Exercise description: Reproduce the material word for word; the images stay out.

Excerpted records:
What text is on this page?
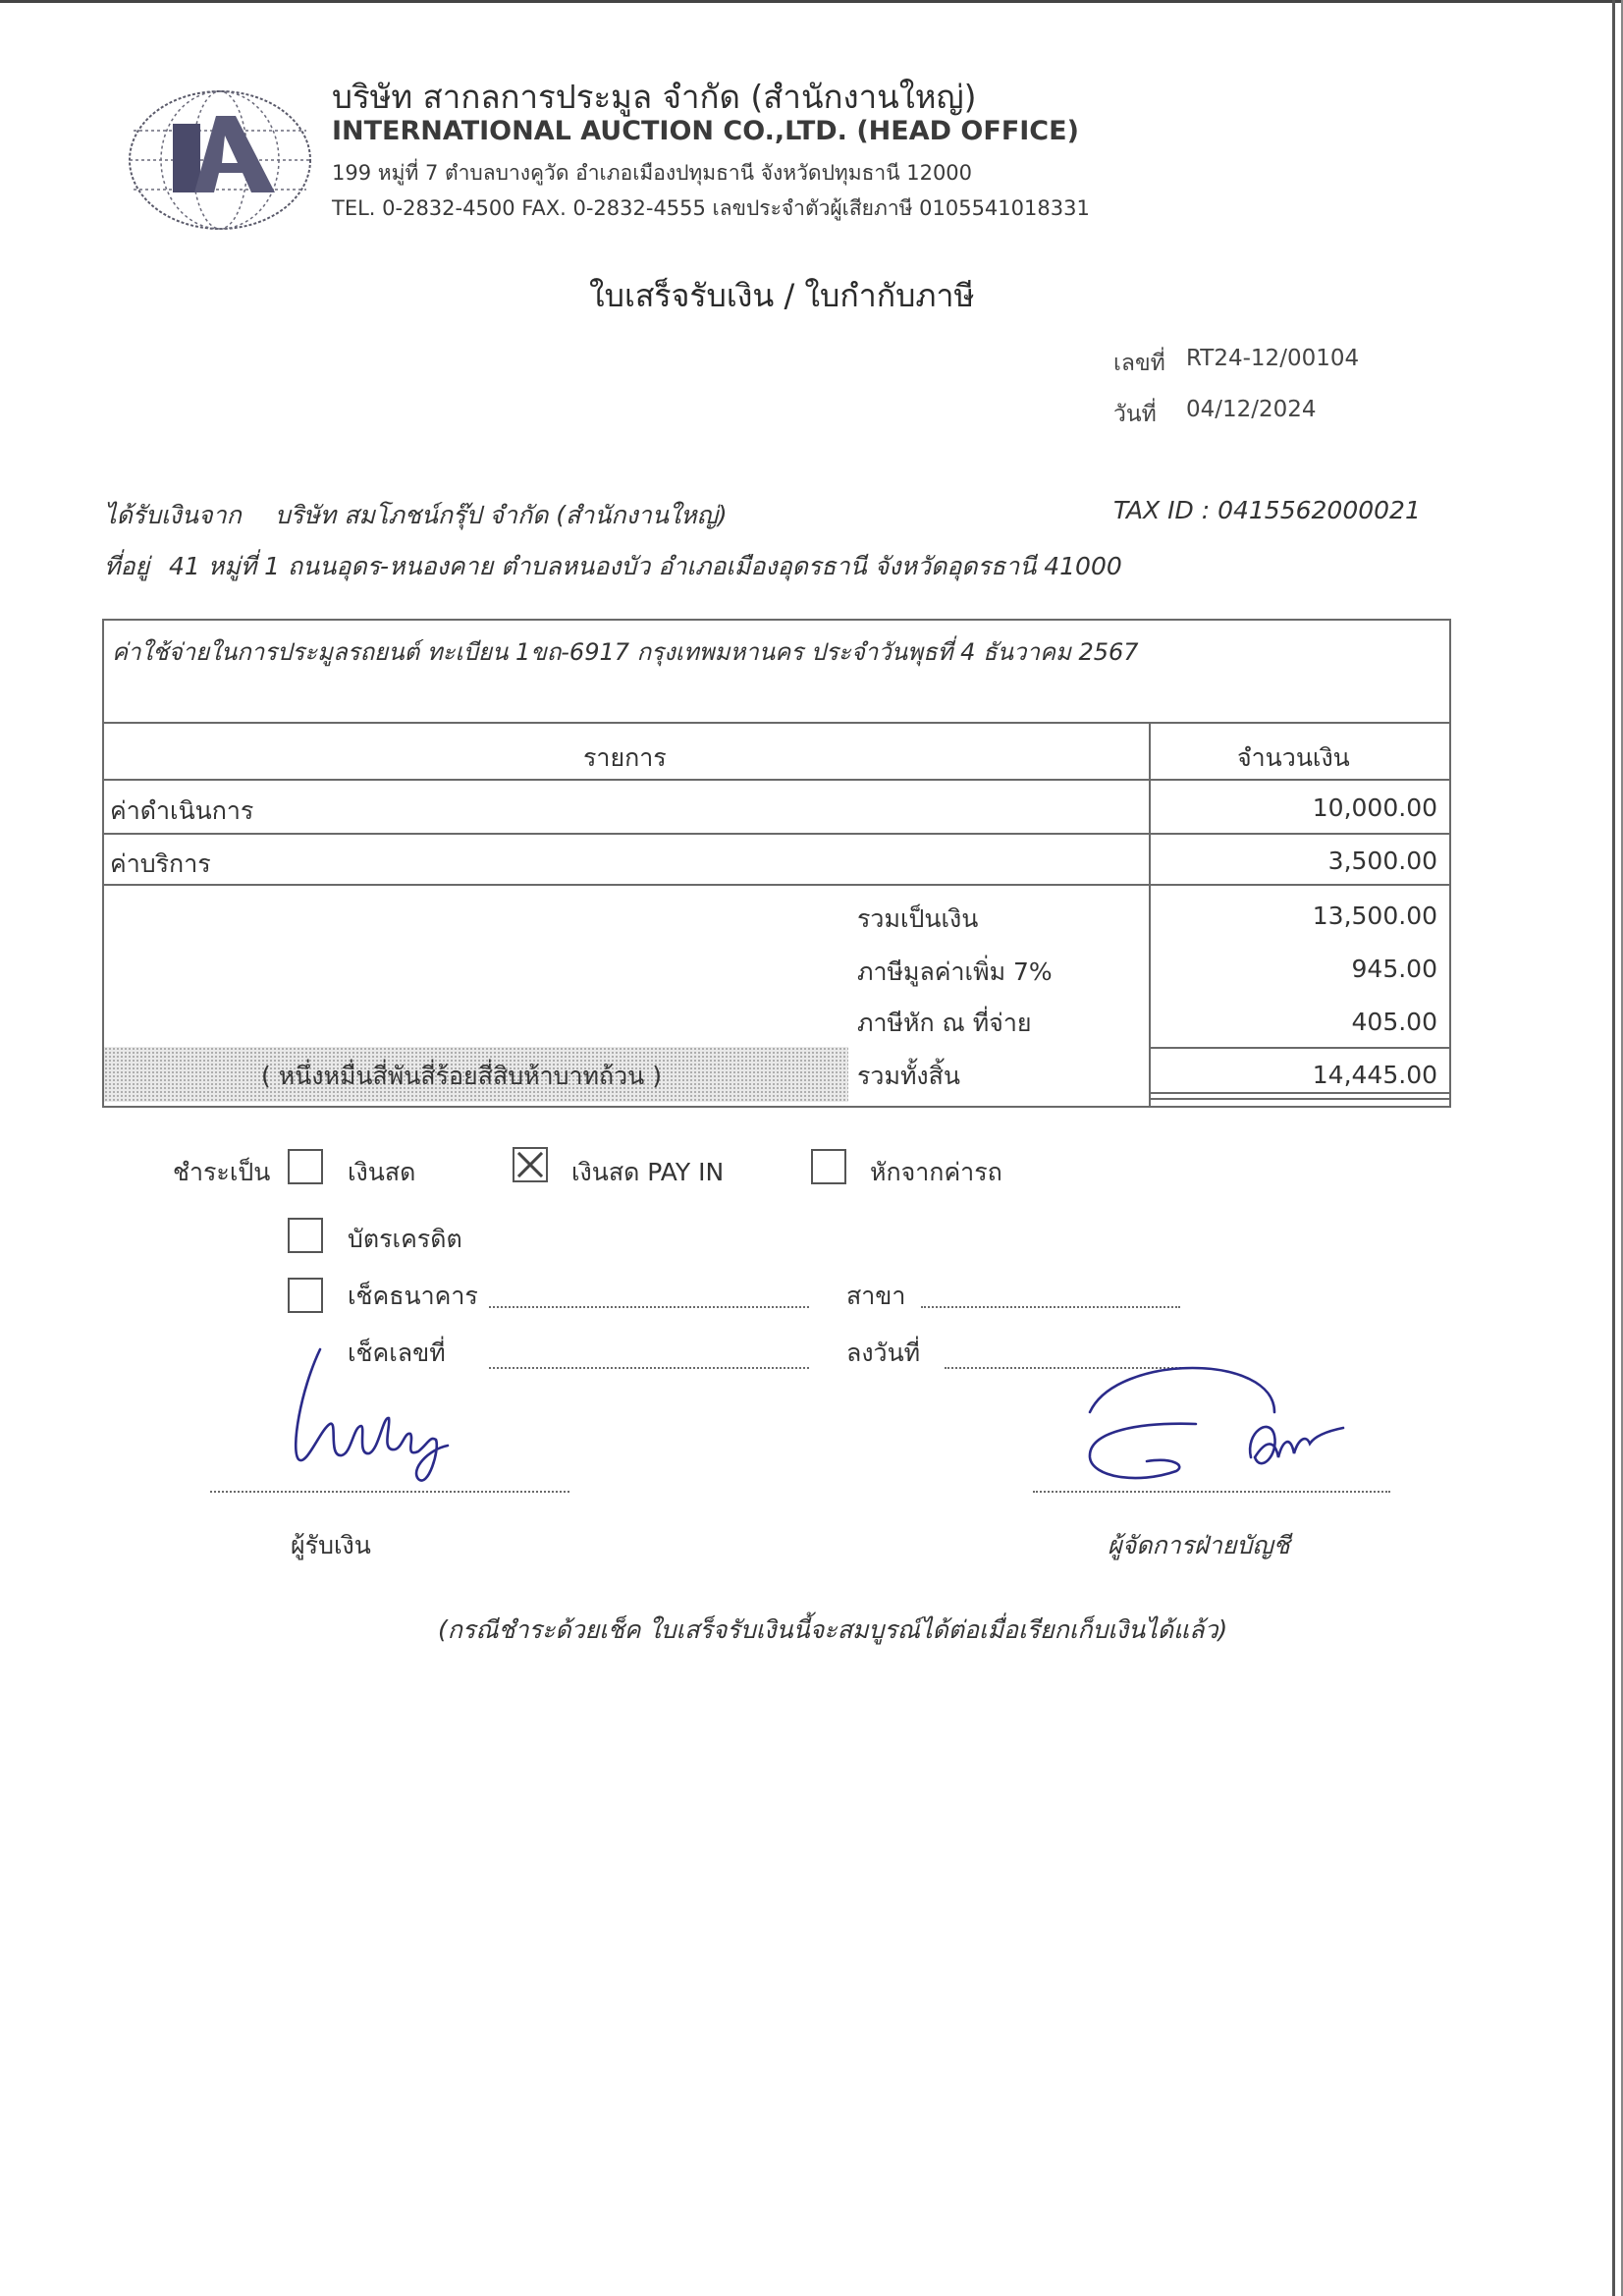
บริษัท สากลการประมูล จำกัด (สำนักงานใหญ่)
INTERNATIONAL AUCTION CO.,LTD. (HEAD OFFICE)
199 หมู่ที่ 7 ตำบลบางคูวัด อำเภอเมืองปทุมธานี จังหวัดปทุมธานี 12000
TEL. 0-2832-4500 FAX. 0-2832-4555 เลขประจำตัวผู้เสียภาษี 0105541018331
ใบเสร็จรับเงิน / ใบกำกับภาษี
เลขที่ RT24-12/00104
วันที่ 04/12/2024
ได้รับเงินจาก บริษัท สมโภชน์กรุ๊ป จำกัด (สำนักงานใหญ่)	TAX ID : 0415562000021
ที่อยู่ 41 หมู่ที่ 1 ถนนอุดร-หนองคาย ตำบลหนองบัว อำเภอเมืองอุดรธานี จังหวัดอุดรธานี 41000
ค่าใช้จ่ายในการประมูลรถยนต์ ทะเบียน 1ขถ-6917 กรุงเทพมหานคร ประจำวันพุธที่ 4 ธันวาคม 2567
รายการ	จำนวนเงิน
ค่าดำเนินการ	10,000.00
ค่าบริการ	3,500.00
รวมเป็นเงิน	13,500.00
ภาษีมูลค่าเพิ่ม 7%	945.00
ภาษีหัก ณ ที่จ่าย	405.00
( หนึ่งหมื่นสี่พันสี่ร้อยสี่สิบห้าบาทถ้วน )	รวมทั้งสิ้น	14,445.00
ชำระเป็น	เงินสด	เงินสด PAY IN	หักจากค่ารถ
บัตรเครดิต
เช็คธนาคาร	สาขา
เช็คเลขที่	ลงวันที่
ผู้รับเงิน	ผู้จัดการฝ่ายบัญชี
(กรณีชำระด้วยเช็ค ใบเสร็จรับเงินนี้จะสมบูรณ์ได้ต่อเมื่อเรียกเก็บเงินได้แล้ว)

Result of this exercise:
What text is on this page?
บริษัท สากลการประมูล จำกัด (สำนักงานใหญ่)
INTERNATIONAL AUCTION CO.,LTD. (HEAD OFFICE)
199 หมู่ที่ 7 ตำบลบางคูวัด อำเภอเมืองปทุมธานี จังหวัดปทุมธานี 12000
TEL. 0-2832-4500 FAX. 0-2832-4555 เลขประจำตัวผู้เสียภาษี 0105541018331
ใบเสร็จรับเงิน / ใบกำกับภาษี
เลขที่ RT24-12/00104
วันที่ 04/12/2024
ได้รับเงินจาก บริษัท สมโภชน์กรุ๊ป จำกัด (สำนักงานใหญ่)	TAX ID : 0415562000021
ที่อยู่ 41 หมู่ที่ 1 ถนนอุดร-หนองคาย ตำบลหนองบัว อำเภอเมืองอุดรธานี จังหวัดอุดรธานี 41000
ค่าใช้จ่ายในการประมูลรถยนต์ ทะเบียน 1ขถ-6917 กรุงเทพมหานคร ประจำวันพุธที่ 4 ธันวาคม 2567
รายการ	จำนวนเงิน
ค่าดำเนินการ	10,000.00
ค่าบริการ	3,500.00
รวมเป็นเงิน	13,500.00
ภาษีมูลค่าเพิ่ม 7%	945.00
ภาษีหัก ณ ที่จ่าย	405.00
( หนึ่งหมื่นสี่พันสี่ร้อยสี่สิบห้าบาทถ้วน )	รวมทั้งสิ้น	14,445.00
ชำระเป็น	เงินสด	เงินสด PAY IN	หักจากค่ารถ
บัตรเครดิต
เช็คธนาคาร	สาขา
เช็คเลขที่	ลงวันที่
ผู้รับเงิน	ผู้จัดการฝ่ายบัญชี
(กรณีชำระด้วยเช็ค ใบเสร็จรับเงินนี้จะสมบูรณ์ได้ต่อเมื่อเรียกเก็บเงินได้แล้ว)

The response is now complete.